Wherever a line in the data below holds "Khái", copy that line.
=-=-=
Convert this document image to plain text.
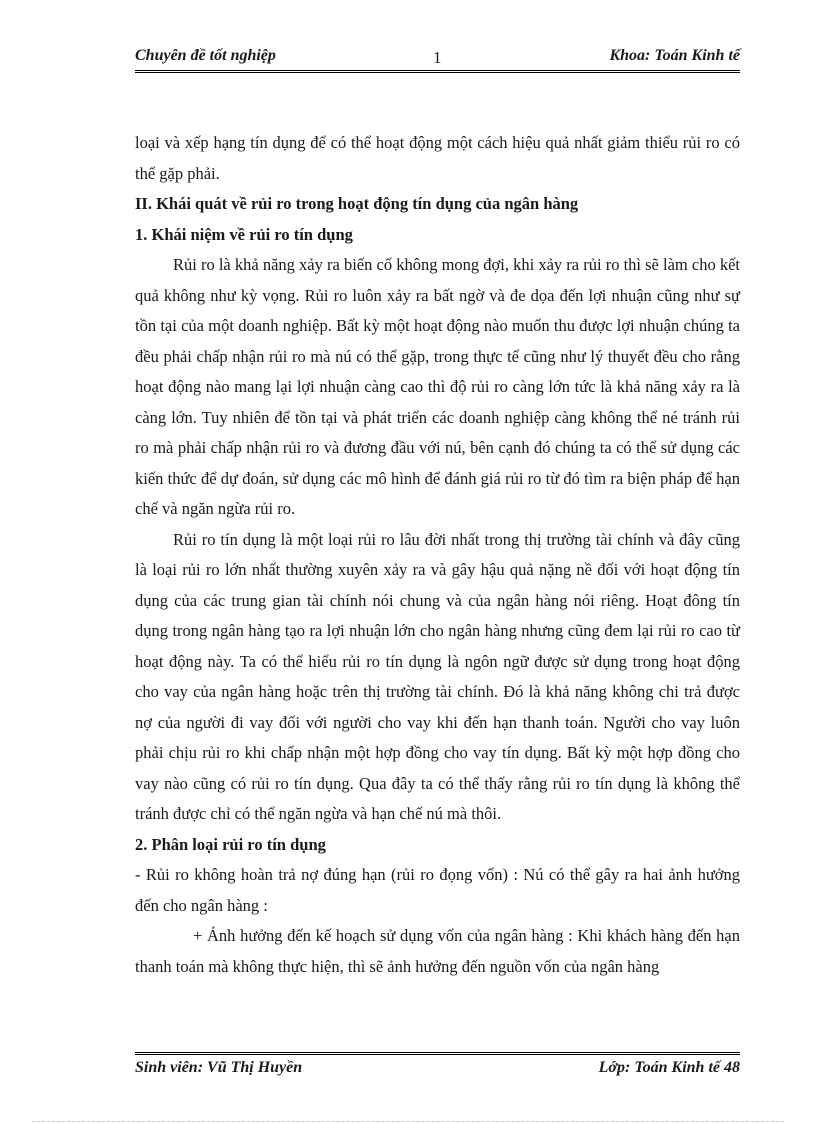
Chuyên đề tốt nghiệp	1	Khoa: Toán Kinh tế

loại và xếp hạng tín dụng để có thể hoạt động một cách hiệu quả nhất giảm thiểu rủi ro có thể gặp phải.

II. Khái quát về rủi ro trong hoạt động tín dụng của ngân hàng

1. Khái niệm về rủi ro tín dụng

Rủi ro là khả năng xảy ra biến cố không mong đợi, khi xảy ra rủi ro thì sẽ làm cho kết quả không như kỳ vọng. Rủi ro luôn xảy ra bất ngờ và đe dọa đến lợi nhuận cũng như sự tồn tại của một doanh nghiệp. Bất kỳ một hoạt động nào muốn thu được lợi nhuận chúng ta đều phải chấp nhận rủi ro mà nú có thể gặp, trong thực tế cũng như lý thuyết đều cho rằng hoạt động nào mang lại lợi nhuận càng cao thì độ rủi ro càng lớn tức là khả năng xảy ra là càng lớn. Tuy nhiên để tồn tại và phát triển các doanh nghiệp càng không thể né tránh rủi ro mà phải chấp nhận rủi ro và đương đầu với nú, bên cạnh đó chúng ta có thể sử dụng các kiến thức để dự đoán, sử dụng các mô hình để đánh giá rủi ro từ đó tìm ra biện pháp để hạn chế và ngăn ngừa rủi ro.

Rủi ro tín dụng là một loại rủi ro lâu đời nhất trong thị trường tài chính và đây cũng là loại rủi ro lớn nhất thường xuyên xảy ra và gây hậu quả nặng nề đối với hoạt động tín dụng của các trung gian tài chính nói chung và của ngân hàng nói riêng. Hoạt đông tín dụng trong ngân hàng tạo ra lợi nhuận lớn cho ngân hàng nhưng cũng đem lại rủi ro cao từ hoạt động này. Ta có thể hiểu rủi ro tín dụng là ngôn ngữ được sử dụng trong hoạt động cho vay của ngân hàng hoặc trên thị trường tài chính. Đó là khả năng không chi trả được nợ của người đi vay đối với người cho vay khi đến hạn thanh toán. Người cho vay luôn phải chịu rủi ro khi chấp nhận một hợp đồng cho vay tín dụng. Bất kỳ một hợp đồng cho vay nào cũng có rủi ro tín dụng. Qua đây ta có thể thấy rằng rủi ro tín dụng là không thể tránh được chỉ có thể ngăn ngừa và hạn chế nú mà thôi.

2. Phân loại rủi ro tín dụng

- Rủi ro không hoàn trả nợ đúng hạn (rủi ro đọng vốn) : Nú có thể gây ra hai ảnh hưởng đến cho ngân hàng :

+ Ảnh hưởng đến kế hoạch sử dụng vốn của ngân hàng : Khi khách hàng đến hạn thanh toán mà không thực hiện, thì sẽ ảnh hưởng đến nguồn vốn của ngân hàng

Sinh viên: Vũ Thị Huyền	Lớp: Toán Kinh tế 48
=-=-=
Result >>
II. Khái quát về rủi ro trong hoạt động tín dụng của ngân hàng
1. Khái niệm về rủi ro tín dụng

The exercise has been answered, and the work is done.